══ Data excerpts ══

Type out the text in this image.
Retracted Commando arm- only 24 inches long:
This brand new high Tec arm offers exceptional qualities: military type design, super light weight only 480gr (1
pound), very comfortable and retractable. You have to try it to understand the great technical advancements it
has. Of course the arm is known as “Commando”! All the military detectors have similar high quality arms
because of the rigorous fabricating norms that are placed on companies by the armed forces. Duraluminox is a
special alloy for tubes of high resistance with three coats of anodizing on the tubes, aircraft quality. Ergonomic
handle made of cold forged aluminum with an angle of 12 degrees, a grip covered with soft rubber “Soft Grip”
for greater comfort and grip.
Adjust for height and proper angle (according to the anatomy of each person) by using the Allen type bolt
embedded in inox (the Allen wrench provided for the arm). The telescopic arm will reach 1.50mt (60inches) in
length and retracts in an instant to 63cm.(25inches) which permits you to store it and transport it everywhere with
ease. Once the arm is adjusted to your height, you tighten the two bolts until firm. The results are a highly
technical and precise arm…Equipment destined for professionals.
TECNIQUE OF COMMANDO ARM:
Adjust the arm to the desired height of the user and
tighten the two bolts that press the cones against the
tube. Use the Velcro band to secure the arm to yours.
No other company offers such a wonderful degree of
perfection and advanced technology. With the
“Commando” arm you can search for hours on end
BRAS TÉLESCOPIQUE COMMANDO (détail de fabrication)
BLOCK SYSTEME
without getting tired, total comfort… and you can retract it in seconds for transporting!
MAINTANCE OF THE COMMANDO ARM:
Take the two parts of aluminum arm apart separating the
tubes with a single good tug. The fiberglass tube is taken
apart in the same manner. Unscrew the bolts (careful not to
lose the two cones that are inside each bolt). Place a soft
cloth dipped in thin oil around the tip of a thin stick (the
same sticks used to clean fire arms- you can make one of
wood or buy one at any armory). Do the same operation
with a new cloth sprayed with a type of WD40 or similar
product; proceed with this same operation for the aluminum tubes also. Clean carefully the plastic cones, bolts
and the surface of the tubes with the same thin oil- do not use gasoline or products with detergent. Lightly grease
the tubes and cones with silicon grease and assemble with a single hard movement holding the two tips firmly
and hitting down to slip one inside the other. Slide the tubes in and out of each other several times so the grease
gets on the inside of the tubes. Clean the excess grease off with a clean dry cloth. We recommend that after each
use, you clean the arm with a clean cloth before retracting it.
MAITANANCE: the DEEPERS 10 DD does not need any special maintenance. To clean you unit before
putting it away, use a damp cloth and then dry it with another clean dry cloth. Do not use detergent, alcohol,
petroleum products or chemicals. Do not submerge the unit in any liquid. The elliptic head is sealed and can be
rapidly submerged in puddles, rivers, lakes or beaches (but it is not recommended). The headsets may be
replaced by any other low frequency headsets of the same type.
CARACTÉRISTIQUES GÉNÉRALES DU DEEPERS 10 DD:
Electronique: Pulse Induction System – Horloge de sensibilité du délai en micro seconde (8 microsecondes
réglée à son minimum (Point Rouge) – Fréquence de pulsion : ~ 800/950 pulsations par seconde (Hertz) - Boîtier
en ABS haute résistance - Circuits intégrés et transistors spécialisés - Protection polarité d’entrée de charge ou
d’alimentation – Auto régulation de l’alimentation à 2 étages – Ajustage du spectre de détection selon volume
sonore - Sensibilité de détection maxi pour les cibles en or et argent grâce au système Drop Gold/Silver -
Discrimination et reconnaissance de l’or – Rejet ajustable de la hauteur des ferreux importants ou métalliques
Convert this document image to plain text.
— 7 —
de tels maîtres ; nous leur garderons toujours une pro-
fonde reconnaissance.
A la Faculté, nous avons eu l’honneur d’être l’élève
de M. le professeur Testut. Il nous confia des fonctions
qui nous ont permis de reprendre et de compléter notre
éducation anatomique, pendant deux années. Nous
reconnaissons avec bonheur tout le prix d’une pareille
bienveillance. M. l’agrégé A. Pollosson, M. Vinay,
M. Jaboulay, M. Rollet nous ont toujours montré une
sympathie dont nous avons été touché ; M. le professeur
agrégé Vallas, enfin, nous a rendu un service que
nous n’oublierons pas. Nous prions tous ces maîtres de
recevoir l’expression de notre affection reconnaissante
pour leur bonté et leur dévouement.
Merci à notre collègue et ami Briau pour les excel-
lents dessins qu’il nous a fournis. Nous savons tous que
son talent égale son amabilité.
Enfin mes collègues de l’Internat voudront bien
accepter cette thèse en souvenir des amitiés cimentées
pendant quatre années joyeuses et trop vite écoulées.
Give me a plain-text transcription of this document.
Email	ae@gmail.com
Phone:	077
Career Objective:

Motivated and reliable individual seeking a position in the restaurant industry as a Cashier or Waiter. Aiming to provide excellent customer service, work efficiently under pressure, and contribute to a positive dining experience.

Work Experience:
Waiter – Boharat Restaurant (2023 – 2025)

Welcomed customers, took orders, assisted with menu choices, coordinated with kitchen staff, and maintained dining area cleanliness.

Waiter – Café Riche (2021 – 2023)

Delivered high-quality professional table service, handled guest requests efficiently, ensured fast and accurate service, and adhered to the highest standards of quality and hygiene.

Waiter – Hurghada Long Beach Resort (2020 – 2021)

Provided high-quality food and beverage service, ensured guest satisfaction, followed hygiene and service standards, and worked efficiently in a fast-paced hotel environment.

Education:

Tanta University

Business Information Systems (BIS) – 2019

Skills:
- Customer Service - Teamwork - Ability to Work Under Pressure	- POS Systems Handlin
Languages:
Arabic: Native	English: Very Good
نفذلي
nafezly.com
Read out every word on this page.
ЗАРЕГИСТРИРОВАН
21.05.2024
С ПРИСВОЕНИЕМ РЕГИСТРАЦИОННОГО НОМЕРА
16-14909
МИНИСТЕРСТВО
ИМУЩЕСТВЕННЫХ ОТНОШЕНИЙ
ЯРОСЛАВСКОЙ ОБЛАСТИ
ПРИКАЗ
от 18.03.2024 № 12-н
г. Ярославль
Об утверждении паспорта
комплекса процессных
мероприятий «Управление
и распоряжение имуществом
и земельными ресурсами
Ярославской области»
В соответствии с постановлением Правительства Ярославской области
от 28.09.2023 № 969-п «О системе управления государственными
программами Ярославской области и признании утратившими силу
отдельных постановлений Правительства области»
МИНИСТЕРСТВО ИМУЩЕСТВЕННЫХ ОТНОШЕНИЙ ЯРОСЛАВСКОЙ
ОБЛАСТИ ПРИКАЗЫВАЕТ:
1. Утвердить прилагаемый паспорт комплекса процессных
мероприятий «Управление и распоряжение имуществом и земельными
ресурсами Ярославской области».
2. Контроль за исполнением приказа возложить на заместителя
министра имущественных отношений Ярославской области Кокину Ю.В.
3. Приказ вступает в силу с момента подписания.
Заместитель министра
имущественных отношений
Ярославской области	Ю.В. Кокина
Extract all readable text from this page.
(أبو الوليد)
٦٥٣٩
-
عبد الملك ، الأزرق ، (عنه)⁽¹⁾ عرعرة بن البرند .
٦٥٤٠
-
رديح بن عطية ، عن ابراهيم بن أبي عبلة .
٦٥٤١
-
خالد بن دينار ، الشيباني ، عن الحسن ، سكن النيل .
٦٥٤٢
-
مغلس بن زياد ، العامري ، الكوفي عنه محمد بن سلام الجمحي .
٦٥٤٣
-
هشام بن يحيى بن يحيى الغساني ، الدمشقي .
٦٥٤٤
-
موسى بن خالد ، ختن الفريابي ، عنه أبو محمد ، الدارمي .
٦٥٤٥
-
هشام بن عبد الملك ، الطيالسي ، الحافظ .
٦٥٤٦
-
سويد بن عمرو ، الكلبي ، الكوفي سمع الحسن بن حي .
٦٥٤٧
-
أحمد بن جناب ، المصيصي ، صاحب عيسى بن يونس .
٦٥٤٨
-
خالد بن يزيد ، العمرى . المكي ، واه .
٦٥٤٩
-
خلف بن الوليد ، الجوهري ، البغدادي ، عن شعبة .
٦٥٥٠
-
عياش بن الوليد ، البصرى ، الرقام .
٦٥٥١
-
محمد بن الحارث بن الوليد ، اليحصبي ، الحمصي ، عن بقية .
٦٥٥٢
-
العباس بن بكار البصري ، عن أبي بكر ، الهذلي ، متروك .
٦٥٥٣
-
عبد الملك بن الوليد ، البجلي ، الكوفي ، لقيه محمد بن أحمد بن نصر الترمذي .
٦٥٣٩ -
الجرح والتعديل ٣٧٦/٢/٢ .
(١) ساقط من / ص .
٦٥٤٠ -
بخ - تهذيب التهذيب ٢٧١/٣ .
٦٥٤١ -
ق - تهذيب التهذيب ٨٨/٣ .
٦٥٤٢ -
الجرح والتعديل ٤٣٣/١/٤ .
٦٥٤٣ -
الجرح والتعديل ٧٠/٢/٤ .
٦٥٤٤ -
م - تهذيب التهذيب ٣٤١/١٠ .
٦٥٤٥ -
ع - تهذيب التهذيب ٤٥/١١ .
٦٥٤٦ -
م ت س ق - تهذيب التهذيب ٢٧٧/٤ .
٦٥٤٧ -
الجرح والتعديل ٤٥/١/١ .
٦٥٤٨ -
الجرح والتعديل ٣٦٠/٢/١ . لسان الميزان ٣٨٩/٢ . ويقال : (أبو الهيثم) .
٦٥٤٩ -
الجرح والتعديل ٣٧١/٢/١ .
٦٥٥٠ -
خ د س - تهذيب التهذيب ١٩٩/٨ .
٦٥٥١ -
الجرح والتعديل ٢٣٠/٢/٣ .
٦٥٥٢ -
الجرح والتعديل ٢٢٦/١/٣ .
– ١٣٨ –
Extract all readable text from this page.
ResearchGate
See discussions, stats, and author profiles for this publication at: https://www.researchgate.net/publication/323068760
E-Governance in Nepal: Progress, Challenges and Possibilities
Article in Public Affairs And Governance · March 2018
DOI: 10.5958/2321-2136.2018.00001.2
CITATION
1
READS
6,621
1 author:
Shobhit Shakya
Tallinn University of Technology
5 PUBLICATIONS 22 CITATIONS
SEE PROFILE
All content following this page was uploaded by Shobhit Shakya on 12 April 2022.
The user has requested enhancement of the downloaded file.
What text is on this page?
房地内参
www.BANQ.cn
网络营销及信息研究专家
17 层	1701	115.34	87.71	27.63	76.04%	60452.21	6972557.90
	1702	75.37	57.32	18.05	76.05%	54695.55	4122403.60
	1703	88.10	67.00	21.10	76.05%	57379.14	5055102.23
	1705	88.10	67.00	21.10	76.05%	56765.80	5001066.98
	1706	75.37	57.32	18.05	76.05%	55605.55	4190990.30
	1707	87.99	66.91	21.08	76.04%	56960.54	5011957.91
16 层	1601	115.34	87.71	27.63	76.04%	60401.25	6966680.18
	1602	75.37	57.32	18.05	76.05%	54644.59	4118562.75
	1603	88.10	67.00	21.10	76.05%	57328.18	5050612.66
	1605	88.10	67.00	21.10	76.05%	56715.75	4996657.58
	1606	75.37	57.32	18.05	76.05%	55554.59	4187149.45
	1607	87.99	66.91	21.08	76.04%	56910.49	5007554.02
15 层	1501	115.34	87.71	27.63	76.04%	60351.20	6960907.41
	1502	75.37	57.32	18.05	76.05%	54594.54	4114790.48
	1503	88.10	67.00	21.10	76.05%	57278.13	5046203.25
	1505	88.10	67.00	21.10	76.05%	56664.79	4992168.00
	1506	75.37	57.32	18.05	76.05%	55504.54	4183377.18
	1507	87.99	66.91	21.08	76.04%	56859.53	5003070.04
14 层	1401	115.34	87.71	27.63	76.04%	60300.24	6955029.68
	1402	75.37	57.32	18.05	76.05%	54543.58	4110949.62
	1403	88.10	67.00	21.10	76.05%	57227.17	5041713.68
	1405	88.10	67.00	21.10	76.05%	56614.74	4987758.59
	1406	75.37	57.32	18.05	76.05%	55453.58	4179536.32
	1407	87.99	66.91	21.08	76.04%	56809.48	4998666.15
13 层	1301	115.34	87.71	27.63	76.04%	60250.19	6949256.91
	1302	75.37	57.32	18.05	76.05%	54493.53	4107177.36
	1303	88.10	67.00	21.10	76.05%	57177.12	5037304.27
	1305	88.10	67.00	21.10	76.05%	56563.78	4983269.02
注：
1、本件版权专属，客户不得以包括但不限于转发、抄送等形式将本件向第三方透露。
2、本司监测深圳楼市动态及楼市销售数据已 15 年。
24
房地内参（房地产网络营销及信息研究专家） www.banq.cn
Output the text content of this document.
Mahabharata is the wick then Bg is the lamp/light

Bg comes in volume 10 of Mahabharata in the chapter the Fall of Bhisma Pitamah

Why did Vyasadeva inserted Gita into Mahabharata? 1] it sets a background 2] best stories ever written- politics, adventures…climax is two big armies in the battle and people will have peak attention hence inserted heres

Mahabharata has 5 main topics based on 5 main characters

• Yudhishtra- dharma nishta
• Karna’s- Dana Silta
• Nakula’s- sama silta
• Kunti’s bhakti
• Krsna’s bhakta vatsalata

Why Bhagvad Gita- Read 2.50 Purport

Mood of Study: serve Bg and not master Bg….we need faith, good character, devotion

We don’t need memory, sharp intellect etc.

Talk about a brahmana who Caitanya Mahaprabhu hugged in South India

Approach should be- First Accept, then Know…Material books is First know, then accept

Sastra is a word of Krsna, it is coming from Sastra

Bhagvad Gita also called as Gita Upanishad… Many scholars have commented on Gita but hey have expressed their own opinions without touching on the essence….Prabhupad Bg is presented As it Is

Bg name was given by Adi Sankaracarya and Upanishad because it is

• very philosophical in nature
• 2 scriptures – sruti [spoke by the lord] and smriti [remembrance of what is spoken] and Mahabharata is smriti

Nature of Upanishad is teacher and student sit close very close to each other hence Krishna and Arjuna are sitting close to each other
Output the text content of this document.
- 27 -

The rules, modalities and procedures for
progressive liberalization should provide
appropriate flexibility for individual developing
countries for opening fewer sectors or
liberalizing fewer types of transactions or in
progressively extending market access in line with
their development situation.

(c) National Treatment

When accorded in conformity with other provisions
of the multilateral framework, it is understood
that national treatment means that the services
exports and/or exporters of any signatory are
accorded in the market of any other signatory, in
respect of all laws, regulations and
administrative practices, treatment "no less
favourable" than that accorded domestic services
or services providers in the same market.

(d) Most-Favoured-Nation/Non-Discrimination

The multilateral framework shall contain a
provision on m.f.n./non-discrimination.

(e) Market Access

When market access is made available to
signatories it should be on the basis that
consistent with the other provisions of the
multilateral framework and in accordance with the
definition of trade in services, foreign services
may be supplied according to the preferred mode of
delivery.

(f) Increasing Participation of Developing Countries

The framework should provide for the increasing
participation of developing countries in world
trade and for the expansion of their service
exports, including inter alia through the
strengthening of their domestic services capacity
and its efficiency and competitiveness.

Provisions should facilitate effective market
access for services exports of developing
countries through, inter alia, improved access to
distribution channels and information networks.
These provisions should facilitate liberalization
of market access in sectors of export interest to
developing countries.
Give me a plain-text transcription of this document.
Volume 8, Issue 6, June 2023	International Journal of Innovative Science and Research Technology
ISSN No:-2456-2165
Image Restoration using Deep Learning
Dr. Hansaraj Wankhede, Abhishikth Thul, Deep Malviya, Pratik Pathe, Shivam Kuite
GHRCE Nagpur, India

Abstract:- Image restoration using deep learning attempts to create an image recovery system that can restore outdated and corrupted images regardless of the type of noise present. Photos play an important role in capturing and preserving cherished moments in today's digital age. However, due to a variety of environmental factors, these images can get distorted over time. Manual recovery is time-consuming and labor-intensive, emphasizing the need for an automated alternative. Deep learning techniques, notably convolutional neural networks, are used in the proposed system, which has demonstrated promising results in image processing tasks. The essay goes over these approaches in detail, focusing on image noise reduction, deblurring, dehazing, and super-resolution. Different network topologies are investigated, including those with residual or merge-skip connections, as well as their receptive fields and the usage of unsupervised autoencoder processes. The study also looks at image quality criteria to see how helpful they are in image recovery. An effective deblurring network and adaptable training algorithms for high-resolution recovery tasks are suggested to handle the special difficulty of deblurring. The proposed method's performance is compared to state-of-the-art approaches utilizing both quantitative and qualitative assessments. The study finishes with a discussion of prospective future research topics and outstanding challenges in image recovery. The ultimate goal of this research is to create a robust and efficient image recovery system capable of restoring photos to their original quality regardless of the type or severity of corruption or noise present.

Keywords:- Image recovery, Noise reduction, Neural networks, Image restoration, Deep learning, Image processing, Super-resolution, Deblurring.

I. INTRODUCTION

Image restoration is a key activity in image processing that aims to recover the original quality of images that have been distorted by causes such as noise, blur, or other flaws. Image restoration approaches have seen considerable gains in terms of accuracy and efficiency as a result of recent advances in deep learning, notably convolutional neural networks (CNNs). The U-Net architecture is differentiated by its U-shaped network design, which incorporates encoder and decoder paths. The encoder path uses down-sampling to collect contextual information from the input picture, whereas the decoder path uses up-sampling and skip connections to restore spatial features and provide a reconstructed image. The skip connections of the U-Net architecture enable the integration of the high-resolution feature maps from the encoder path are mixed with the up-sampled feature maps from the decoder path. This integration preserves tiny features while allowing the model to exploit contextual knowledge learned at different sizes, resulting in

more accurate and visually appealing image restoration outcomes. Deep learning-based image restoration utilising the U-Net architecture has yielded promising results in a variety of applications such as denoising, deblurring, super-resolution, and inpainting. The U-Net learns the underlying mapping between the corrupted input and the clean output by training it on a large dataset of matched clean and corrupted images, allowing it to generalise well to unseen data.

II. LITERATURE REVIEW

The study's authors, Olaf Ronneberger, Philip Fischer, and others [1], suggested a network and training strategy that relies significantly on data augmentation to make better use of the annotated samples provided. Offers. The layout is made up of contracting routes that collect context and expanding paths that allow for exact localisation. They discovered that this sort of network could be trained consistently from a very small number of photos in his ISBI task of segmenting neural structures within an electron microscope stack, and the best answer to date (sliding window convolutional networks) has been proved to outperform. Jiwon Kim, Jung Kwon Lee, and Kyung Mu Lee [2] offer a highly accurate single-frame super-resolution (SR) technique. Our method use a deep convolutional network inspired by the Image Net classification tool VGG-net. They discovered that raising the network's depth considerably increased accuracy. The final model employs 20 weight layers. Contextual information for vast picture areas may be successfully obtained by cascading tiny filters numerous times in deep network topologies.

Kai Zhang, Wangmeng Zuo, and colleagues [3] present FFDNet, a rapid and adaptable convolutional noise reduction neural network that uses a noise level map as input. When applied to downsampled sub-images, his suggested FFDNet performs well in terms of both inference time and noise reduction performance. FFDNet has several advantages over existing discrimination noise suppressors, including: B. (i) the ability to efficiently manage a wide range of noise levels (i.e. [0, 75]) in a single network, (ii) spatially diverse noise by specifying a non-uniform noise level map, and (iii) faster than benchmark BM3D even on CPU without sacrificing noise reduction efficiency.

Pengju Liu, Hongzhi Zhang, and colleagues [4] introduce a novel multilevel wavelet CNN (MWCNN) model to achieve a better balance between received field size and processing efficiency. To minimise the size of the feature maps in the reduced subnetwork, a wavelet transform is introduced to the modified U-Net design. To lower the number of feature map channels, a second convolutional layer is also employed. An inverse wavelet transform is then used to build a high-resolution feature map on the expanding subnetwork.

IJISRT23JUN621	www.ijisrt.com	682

═══

** Work to be completed **
Count every line above that holds the string "through" and give the total, nothing more.

** The solution **
2